§ Task objective:
Report all lines from the entries below in which "иных" appears.

(Data entries)
────────

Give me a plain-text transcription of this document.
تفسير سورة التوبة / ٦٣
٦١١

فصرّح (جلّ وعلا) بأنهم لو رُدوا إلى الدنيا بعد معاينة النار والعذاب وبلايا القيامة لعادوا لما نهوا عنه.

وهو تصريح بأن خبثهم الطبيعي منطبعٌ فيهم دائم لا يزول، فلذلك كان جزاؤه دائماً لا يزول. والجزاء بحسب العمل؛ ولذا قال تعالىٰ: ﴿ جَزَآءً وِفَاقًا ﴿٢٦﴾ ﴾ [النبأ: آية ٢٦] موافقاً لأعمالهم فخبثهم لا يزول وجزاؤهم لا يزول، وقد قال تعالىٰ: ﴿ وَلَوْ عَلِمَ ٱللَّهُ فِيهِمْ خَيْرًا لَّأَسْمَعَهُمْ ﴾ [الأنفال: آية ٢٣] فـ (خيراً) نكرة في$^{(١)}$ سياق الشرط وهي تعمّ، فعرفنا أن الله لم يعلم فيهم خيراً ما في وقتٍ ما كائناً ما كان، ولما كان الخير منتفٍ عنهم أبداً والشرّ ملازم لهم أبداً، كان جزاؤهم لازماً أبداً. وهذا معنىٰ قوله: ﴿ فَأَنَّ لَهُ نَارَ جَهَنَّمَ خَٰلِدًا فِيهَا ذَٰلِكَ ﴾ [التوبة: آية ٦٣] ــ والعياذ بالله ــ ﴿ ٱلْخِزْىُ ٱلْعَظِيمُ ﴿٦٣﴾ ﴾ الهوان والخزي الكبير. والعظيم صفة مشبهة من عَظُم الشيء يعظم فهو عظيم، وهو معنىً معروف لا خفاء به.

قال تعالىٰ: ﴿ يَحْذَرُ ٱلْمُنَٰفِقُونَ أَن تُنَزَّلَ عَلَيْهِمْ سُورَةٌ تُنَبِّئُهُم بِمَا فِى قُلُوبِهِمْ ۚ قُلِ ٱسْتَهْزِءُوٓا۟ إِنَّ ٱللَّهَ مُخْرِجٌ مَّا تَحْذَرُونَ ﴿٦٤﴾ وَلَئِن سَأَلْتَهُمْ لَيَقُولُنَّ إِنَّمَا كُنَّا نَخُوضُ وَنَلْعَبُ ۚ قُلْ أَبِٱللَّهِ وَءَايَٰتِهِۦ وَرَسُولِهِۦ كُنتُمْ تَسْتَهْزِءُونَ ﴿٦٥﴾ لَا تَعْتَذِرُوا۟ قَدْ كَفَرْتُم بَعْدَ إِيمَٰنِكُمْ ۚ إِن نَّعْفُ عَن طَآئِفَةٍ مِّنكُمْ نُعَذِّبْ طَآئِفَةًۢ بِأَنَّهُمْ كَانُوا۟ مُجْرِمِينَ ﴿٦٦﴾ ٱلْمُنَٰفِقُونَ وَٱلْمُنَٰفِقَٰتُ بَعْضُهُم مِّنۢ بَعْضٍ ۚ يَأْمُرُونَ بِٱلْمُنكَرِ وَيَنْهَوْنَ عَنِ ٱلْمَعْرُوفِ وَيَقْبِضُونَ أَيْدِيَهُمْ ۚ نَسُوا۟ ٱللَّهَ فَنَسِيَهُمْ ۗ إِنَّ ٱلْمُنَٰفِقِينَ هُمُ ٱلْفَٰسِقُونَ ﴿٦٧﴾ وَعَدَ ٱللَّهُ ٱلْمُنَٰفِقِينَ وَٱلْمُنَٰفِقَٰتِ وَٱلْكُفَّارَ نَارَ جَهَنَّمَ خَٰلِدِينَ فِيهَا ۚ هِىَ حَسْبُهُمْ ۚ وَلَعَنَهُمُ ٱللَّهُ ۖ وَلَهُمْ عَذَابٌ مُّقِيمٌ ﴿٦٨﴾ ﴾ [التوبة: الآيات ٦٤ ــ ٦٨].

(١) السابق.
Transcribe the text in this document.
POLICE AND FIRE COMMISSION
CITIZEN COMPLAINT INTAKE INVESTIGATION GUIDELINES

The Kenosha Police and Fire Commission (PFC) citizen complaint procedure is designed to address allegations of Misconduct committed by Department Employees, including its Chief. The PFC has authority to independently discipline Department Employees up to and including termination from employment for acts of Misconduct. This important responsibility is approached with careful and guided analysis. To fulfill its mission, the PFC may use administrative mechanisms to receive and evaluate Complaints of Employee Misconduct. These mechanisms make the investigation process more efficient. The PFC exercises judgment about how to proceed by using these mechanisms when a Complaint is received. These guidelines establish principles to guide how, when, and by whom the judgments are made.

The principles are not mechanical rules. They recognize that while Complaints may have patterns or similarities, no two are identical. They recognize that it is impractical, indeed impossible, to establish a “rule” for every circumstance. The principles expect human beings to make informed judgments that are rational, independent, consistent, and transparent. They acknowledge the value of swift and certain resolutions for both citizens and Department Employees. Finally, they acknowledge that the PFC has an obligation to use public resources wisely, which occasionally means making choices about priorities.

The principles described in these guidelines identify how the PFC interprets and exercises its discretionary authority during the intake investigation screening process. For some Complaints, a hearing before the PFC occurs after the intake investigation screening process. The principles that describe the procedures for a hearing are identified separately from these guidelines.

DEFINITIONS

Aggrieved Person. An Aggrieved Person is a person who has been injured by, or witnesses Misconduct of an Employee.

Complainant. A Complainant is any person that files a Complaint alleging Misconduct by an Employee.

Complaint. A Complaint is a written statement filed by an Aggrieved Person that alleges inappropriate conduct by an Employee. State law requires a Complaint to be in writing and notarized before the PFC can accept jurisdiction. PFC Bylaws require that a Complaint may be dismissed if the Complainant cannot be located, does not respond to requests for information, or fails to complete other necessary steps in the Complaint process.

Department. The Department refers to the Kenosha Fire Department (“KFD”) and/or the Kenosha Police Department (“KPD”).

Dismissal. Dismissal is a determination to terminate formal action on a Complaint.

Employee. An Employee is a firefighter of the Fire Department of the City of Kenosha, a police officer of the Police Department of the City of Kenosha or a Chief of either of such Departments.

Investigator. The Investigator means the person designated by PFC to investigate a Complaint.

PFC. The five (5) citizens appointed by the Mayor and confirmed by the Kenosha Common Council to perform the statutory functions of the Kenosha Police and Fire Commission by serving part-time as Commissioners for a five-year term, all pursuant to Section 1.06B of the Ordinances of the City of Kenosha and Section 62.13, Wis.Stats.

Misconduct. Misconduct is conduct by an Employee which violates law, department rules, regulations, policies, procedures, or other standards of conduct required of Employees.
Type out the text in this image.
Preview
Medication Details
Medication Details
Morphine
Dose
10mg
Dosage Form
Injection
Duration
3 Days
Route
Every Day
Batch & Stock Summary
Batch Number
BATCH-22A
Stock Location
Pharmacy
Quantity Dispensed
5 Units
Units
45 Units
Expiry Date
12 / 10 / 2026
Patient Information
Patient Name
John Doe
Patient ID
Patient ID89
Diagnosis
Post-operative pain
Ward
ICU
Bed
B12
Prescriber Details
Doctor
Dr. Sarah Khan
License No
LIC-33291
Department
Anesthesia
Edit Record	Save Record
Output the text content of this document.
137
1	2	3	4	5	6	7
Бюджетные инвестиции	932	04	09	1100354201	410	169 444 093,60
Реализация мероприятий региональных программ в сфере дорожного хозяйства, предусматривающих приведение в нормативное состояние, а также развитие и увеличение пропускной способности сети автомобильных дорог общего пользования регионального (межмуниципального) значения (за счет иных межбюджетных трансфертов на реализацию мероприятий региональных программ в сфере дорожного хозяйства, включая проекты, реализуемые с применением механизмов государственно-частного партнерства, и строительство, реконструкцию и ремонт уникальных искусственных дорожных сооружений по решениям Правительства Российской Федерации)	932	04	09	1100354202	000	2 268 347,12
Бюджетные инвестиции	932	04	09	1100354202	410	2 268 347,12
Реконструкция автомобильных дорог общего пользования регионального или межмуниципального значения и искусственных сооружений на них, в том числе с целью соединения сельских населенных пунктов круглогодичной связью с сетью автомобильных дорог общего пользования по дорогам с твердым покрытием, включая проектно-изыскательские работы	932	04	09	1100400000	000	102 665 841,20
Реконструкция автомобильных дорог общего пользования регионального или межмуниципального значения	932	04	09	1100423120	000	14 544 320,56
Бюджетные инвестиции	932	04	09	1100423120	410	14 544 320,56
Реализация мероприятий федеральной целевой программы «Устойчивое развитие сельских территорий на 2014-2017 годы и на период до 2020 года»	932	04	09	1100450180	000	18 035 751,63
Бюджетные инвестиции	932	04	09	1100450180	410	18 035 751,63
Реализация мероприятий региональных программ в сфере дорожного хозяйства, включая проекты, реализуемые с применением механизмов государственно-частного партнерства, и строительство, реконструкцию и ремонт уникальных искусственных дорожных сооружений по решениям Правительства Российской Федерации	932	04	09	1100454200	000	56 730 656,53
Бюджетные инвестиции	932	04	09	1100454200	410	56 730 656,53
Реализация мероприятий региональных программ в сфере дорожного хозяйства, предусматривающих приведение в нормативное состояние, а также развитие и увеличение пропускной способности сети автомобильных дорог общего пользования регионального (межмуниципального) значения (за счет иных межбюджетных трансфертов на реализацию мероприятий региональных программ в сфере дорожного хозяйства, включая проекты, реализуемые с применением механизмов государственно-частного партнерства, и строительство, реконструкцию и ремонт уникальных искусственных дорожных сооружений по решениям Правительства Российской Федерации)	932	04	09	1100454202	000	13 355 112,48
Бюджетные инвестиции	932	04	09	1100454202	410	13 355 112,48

────────

§ Task response:
Реализация мероприятий региональных программ в сфере дорожного хозяйства, предусматривающих приведение в нормативное состояние, а также развитие и увеличение пропускной способности сети автомобильных дорог общего пользования регионального (межмуниципального) значения (за счет иных межбюджетных трансфертов на реализацию мероприятий региональных программ в сфере дорожного хозяйства, включая проекты, реализуемые с применением механизмов государственно-частного партнерства, и строительство, реконструкцию и ремонт уникальных искусственных дорожных сооружений по решениям Правительства Российской Федерации)	932	04	09	1100354202	000	2 268 347,12
Реализация мероприятий региональных программ в сфере дорожного хозяйства, предусматривающих приведение в нормативное состояние, а также развитие и увеличение пропускной способности сети автомобильных дорог общего пользования регионального (межмуниципального) значения (за счет иных межбюджетных трансфертов на реализацию мероприятий региональных программ в сфере дорожного хозяйства, включая проекты, реализуемые с применением механизмов государственно-частного партнерства, и строительство, реконструкцию и ремонт уникальных искусственных дорожных сооружений по решениям Правительства Российской Федерации)	932	04	09	1100454202	000	13 355 112,48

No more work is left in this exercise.